** Start DATA SHOWN **

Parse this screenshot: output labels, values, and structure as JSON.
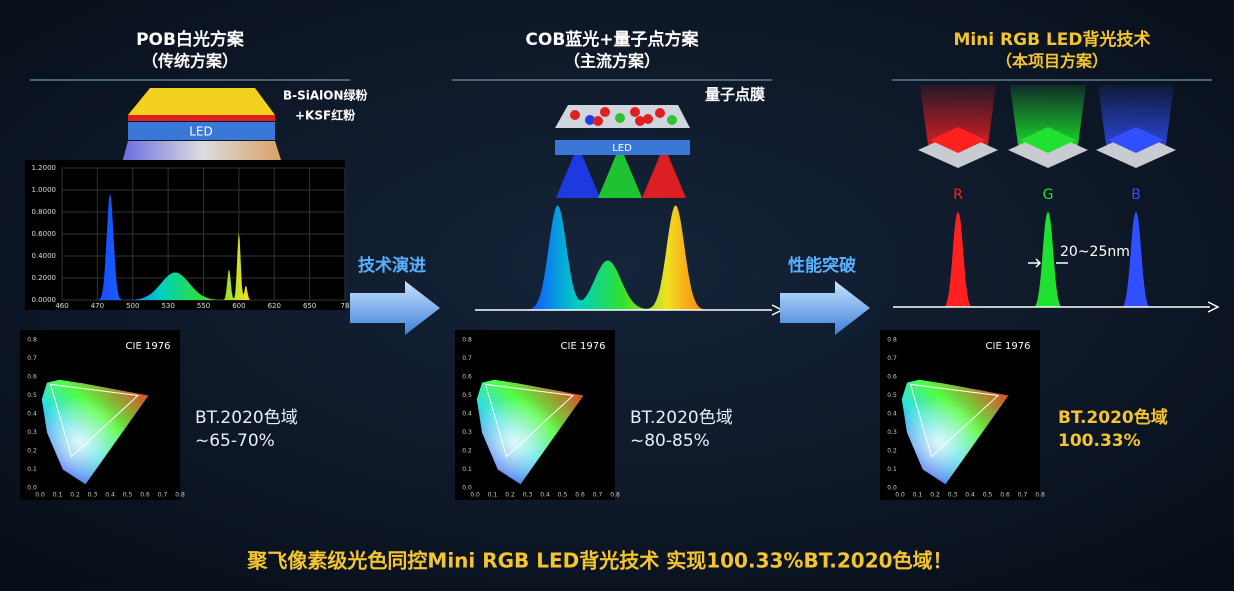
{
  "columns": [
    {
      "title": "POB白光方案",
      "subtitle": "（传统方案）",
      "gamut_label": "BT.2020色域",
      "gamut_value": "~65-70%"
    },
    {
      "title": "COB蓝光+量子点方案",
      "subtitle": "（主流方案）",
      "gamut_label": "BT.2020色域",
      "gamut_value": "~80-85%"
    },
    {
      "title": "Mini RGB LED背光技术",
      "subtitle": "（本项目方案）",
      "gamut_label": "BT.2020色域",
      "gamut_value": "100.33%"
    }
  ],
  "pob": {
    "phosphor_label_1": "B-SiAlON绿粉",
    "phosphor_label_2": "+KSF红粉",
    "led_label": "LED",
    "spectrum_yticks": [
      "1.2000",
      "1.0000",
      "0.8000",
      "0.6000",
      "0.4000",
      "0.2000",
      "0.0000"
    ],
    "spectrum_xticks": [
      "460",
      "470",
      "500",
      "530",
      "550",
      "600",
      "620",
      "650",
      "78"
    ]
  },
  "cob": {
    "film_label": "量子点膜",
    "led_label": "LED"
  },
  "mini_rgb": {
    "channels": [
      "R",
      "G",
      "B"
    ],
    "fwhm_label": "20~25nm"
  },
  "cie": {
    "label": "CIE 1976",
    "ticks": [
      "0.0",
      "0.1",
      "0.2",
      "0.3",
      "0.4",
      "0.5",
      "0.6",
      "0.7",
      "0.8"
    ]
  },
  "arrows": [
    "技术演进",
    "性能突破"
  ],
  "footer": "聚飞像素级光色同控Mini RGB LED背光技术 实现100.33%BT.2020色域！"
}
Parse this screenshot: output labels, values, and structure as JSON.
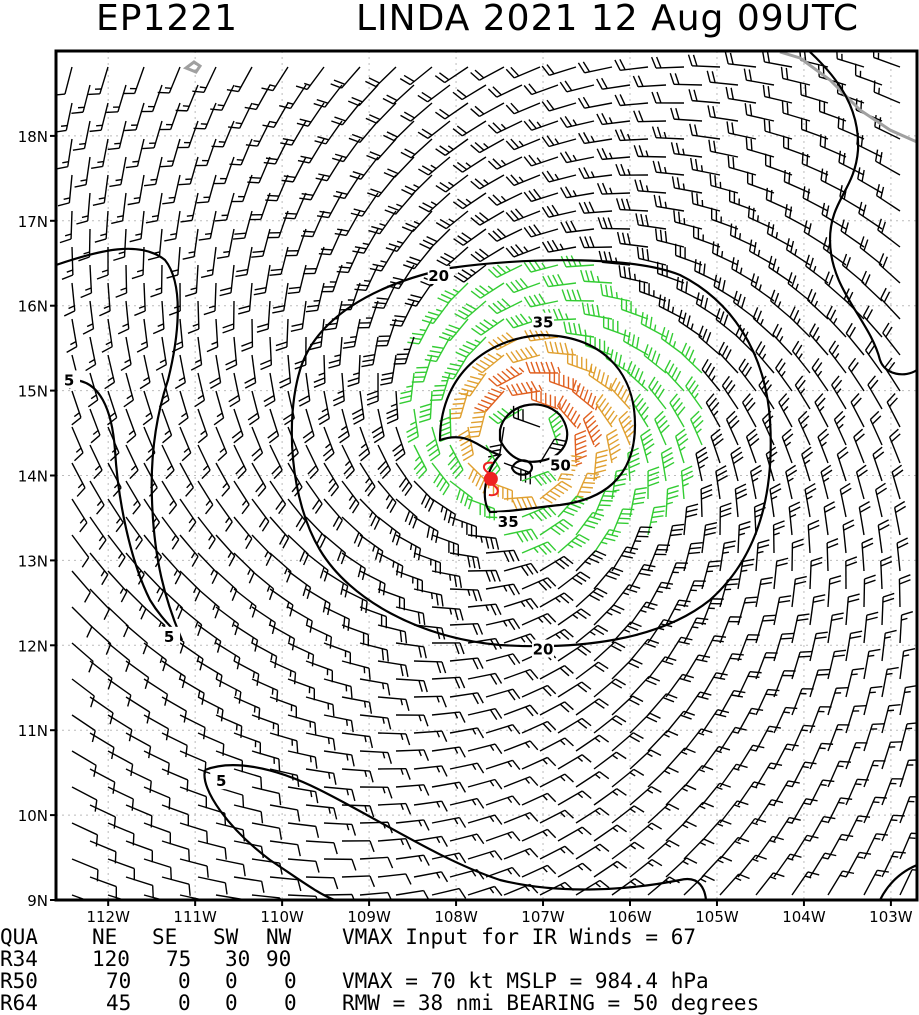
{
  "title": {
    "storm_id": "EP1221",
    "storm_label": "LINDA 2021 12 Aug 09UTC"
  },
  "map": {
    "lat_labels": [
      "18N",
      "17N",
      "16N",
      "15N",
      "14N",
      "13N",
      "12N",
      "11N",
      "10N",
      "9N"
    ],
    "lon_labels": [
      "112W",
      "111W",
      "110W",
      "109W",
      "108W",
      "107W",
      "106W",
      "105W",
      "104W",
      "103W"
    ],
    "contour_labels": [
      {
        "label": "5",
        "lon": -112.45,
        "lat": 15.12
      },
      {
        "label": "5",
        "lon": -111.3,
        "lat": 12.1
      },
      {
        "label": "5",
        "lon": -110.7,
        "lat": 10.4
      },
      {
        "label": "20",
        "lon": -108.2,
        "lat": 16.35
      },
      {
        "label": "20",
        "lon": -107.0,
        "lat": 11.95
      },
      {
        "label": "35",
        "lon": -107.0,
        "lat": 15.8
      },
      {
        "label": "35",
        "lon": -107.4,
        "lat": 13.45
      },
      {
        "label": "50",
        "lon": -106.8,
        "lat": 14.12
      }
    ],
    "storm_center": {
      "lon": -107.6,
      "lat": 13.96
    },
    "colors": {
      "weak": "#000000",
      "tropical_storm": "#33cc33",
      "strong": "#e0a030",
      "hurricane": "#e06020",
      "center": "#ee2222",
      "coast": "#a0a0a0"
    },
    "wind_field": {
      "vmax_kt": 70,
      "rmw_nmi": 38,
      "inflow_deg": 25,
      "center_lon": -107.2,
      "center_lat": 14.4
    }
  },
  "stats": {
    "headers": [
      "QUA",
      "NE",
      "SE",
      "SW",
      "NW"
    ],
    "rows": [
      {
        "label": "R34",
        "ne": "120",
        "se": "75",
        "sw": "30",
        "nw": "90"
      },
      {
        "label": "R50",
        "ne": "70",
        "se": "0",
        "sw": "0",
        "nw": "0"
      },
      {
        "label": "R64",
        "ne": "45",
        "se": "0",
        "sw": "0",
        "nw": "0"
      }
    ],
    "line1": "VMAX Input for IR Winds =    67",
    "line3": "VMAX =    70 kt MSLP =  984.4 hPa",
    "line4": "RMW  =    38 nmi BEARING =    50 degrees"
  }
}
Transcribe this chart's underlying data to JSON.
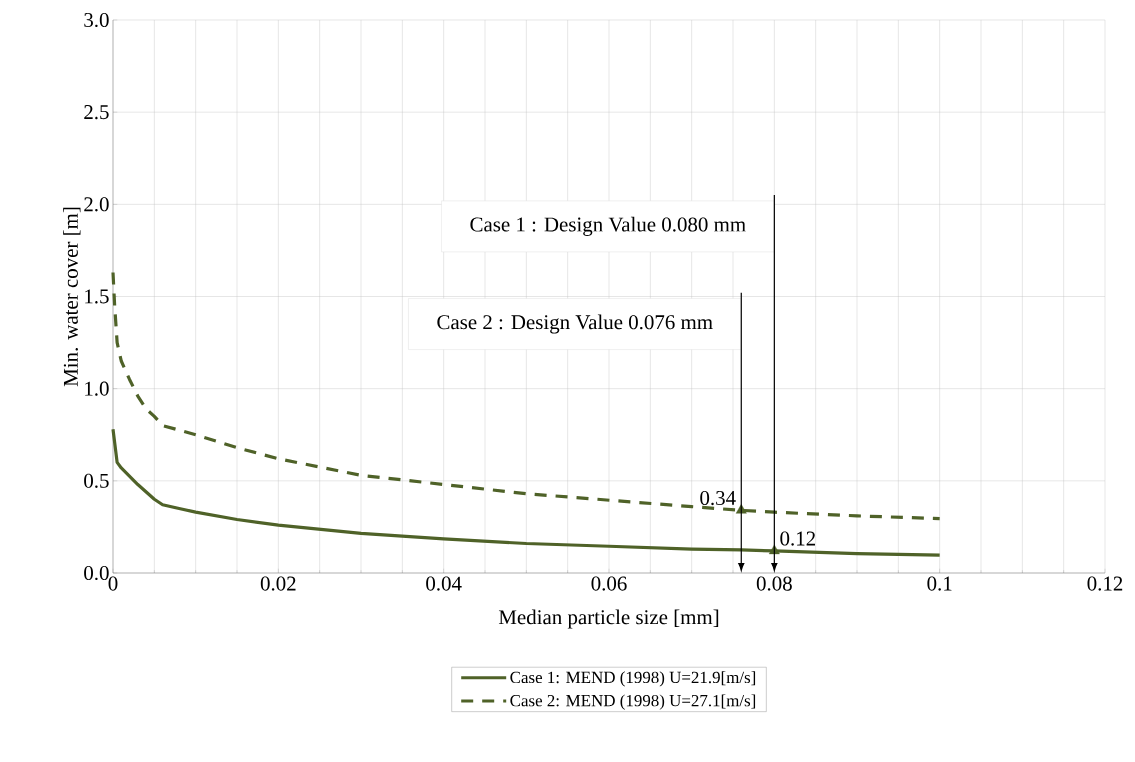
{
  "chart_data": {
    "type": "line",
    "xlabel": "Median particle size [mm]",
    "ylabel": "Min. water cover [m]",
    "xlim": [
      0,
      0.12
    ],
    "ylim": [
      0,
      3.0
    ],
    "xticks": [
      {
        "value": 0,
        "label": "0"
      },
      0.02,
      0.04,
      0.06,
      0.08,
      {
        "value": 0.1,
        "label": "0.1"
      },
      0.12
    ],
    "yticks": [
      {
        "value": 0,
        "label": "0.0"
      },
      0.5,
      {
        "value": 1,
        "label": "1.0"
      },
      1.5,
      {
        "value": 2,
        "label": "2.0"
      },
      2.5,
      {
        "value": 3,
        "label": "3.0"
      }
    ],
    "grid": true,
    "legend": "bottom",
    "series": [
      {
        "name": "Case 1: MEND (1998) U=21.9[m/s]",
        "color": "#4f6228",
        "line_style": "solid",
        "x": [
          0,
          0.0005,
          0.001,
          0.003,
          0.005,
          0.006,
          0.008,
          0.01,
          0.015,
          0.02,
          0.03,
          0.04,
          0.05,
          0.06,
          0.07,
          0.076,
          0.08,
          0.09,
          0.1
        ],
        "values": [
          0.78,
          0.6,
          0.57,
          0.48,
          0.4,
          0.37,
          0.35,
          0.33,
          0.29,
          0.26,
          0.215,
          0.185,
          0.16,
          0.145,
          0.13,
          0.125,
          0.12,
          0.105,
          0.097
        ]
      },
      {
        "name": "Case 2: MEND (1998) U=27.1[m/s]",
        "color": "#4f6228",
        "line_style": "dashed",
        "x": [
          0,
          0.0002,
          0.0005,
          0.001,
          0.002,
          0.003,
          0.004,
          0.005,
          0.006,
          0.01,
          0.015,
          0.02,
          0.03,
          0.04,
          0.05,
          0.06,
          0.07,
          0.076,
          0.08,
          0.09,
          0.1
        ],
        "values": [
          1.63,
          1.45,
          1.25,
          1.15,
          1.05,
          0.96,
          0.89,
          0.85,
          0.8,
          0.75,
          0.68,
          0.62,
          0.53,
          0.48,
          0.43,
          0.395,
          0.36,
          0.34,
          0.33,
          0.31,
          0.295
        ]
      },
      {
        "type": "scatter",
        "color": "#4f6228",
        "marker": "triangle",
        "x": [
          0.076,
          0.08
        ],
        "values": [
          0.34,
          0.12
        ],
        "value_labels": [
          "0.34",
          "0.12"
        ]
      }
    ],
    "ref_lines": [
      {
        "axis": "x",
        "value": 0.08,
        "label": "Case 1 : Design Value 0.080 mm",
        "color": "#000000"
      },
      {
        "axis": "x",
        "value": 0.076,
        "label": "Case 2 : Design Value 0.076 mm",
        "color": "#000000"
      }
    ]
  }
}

** End DATA SHOWN **

EXERCISE GOAL:
Copy out each line word for word, please, skipping the images.

REPLY TO THE EXERCISE:
Parse this screenshot: output labels, values, and structure as JSON.
{
  "columns": [
    {
      "title": "POB白光方案",
      "subtitle": "（传统方案）",
      "gamut_label": "BT.2020色域",
      "gamut_value": "~65-70%"
    },
    {
      "title": "COB蓝光+量子点方案",
      "subtitle": "（主流方案）",
      "gamut_label": "BT.2020色域",
      "gamut_value": "~80-85%"
    },
    {
      "title": "Mini RGB LED背光技术",
      "subtitle": "（本项目方案）",
      "gamut_label": "BT.2020色域",
      "gamut_value": "100.33%"
    }
  ],
  "pob": {
    "phosphor_label_1": "B-SiAlON绿粉",
    "phosphor_label_2": "+KSF红粉",
    "led_label": "LED",
    "spectrum_yticks": [
      "1.2000",
      "1.0000",
      "0.8000",
      "0.6000",
      "0.4000",
      "0.2000",
      "0.0000"
    ],
    "spectrum_xticks": [
      "460",
      "470",
      "500",
      "530",
      "550",
      "600",
      "620",
      "650",
      "78"
    ]
  },
  "cob": {
    "film_label": "量子点膜",
    "led_label": "LED"
  },
  "mini_rgb": {
    "channels": [
      "R",
      "G",
      "B"
    ],
    "fwhm_label": "20~25nm"
  },
  "cie": {
    "label": "CIE 1976",
    "ticks": [
      "0.0",
      "0.1",
      "0.2",
      "0.3",
      "0.4",
      "0.5",
      "0.6",
      "0.7",
      "0.8"
    ]
  },
  "arrows": [
    "技术演进",
    "性能突破"
  ],
  "footer": "聚飞像素级光色同控Mini RGB LED背光技术 实现100.33%BT.2020色域！"
}
Parse this screenshot: output labels, values, and structure as JSON.
{
  "title": {
    "storm_id": "EP1221",
    "storm_label": "LINDA 2021 12 Aug 09UTC"
  },
  "map": {
    "lat_labels": [
      "18N",
      "17N",
      "16N",
      "15N",
      "14N",
      "13N",
      "12N",
      "11N",
      "10N",
      "9N"
    ],
    "lon_labels": [
      "112W",
      "111W",
      "110W",
      "109W",
      "108W",
      "107W",
      "106W",
      "105W",
      "104W",
      "103W"
    ],
    "contour_labels": [
      {
        "label": "5",
        "lon": -112.45,
        "lat": 15.12
      },
      {
        "label": "5",
        "lon": -111.3,
        "lat": 12.1
      },
      {
        "label": "5",
        "lon": -110.7,
        "lat": 10.4
      },
      {
        "label": "20",
        "lon": -108.2,
        "lat": 16.35
      },
      {
        "label": "20",
        "lon": -107.0,
        "lat": 11.95
      },
      {
        "label": "35",
        "lon": -107.0,
        "lat": 15.8
      },
      {
        "label": "35",
        "lon": -107.4,
        "lat": 13.45
      },
      {
        "label": "50",
        "lon": -106.8,
        "lat": 14.12
      }
    ],
    "storm_center": {
      "lon": -107.6,
      "lat": 13.96
    },
    "colors": {
      "weak": "#000000",
      "tropical_storm": "#33cc33",
      "strong": "#e0a030",
      "hurricane": "#e06020",
      "center": "#ee2222",
      "coast": "#a0a0a0"
    },
    "wind_field": {
      "vmax_kt": 70,
      "rmw_nmi": 38,
      "inflow_deg": 25,
      "center_lon": -107.2,
      "center_lat": 14.4
    }
  },
  "stats": {
    "headers": [
      "QUA",
      "NE",
      "SE",
      "SW",
      "NW"
    ],
    "rows": [
      {
        "label": "R34",
        "ne": "120",
        "se": "75",
        "sw": "30",
        "nw": "90"
      },
      {
        "label": "R50",
        "ne": "70",
        "se": "0",
        "sw": "0",
        "nw": "0"
      },
      {
        "label": "R64",
        "ne": "45",
        "se": "0",
        "sw": "0",
        "nw": "0"
      }
    ],
    "line1": "VMAX Input for IR Winds =    67",
    "line3": "VMAX =    70 kt MSLP =  984.4 hPa",
    "line4": "RMW  =    38 nmi BEARING =    50 degrees"
  }
}
Transcribe this chart's underlying data to JSON.
{
  "chart_data": {
    "type": "line",
    "xlabel": "Median particle size [mm]",
    "ylabel": "Min. water cover [m]",
    "xlim": [
      0,
      0.12
    ],
    "ylim": [
      0,
      3.0
    ],
    "xticks": [
      {
        "value": 0,
        "label": "0"
      },
      0.02,
      0.04,
      0.06,
      0.08,
      {
        "value": 0.1,
        "label": "0.1"
      },
      0.12
    ],
    "yticks": [
      {
        "value": 0,
        "label": "0.0"
      },
      0.5,
      {
        "value": 1,
        "label": "1.0"
      },
      1.5,
      {
        "value": 2,
        "label": "2.0"
      },
      2.5,
      {
        "value": 3,
        "label": "3.0"
      }
    ],
    "grid": true,
    "legend": "bottom",
    "series": [
      {
        "name": "Case 1: MEND (1998) U=21.9[m/s]",
        "color": "#4f6228",
        "line_style": "solid",
        "x": [
          0,
          0.0005,
          0.001,
          0.003,
          0.005,
          0.006,
          0.008,
          0.01,
          0.015,
          0.02,
          0.03,
          0.04,
          0.05,
          0.06,
          0.07,
          0.076,
          0.08,
          0.09,
          0.1
        ],
        "values": [
          0.78,
          0.6,
          0.57,
          0.48,
          0.4,
          0.37,
          0.35,
          0.33,
          0.29,
          0.26,
          0.215,
          0.185,
          0.16,
          0.145,
          0.13,
          0.125,
          0.12,
          0.105,
          0.097
        ]
      },
      {
        "name": "Case 2: MEND (1998) U=27.1[m/s]",
        "color": "#4f6228",
        "line_style": "dashed",
        "x": [
          0,
          0.0002,
          0.0005,
          0.001,
          0.002,
          0.003,
          0.004,
          0.005,
          0.006,
          0.01,
          0.015,
          0.02,
          0.03,
          0.04,
          0.05,
          0.06,
          0.07,
          0.076,
          0.08,
          0.09,
          0.1
        ],
        "values": [
          1.63,
          1.45,
          1.25,
          1.15,
          1.05,
          0.96,
          0.89,
          0.85,
          0.8,
          0.75,
          0.68,
          0.62,
          0.53,
          0.48,
          0.43,
          0.395,
          0.36,
          0.34,
          0.33,
          0.31,
          0.295
        ]
      },
      {
        "type": "scatter",
        "color": "#4f6228",
        "marker": "triangle",
        "x": [
          0.076,
          0.08
        ],
        "values": [
          0.34,
          0.12
        ],
        "value_labels": [
          "0.34",
          "0.12"
        ]
      }
    ],
    "ref_lines": [
      {
        "axis": "x",
        "value": 0.08,
        "label": "Case 1 : Design Value 0.080 mm",
        "color": "#000000"
      },
      {
        "axis": "x",
        "value": 0.076,
        "label": "Case 2 : Design Value 0.076 mm",
        "color": "#000000"
      }
    ]
  }
}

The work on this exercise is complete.